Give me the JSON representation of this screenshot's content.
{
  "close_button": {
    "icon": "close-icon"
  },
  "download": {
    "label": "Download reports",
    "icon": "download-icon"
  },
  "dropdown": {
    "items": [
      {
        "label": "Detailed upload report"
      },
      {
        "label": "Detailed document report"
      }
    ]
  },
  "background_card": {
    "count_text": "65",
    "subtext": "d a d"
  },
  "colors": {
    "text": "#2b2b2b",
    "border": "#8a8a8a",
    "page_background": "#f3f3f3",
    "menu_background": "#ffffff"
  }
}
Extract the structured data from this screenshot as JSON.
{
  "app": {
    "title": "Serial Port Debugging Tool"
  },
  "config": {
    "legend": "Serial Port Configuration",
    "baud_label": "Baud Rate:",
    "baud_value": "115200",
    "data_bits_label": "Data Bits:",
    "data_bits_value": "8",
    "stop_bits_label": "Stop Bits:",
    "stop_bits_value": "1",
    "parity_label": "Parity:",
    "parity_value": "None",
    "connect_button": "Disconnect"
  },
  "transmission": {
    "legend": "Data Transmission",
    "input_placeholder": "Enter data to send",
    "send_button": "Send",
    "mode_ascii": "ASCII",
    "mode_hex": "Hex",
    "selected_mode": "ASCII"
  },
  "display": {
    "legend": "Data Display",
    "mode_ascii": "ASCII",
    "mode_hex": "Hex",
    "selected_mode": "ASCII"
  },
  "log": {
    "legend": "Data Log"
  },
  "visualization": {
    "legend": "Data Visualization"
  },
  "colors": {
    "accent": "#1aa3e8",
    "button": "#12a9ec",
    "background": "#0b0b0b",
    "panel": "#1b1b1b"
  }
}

::::

Exercise requirements: Each line must be given again exactly as written above.

Response to this task:
Give me the JSON representation of this screenshot's content.
{
  "close_button": {
    "icon": "close-icon"
  },
  "download": {
    "label": "Download reports",
    "icon": "download-icon"
  },
  "dropdown": {
    "items": [
      {
        "label": "Detailed upload report"
      },
      {
        "label": "Detailed document report"
      }
    ]
  },
  "background_card": {
    "count_text": "65",
    "subtext": "d a d"
  },
  "colors": {
    "text": "#2b2b2b",
    "border": "#8a8a8a",
    "page_background": "#f3f3f3",
    "menu_background": "#ffffff"
  }
}
Extract the structured data from this screenshot as JSON.
{
  "app": {
    "title": "Serial Port Debugging Tool"
  },
  "config": {
    "legend": "Serial Port Configuration",
    "baud_label": "Baud Rate:",
    "baud_value": "115200",
    "data_bits_label": "Data Bits:",
    "data_bits_value": "8",
    "stop_bits_label": "Stop Bits:",
    "stop_bits_value": "1",
    "parity_label": "Parity:",
    "parity_value": "None",
    "connect_button": "Disconnect"
  },
  "transmission": {
    "legend": "Data Transmission",
    "input_placeholder": "Enter data to send",
    "send_button": "Send",
    "mode_ascii": "ASCII",
    "mode_hex": "Hex",
    "selected_mode": "ASCII"
  },
  "display": {
    "legend": "Data Display",
    "mode_ascii": "ASCII",
    "mode_hex": "Hex",
    "selected_mode": "ASCII"
  },
  "log": {
    "legend": "Data Log"
  },
  "visualization": {
    "legend": "Data Visualization"
  },
  "colors": {
    "accent": "#1aa3e8",
    "button": "#12a9ec",
    "background": "#0b0b0b",
    "panel": "#1b1b1b"
  }
}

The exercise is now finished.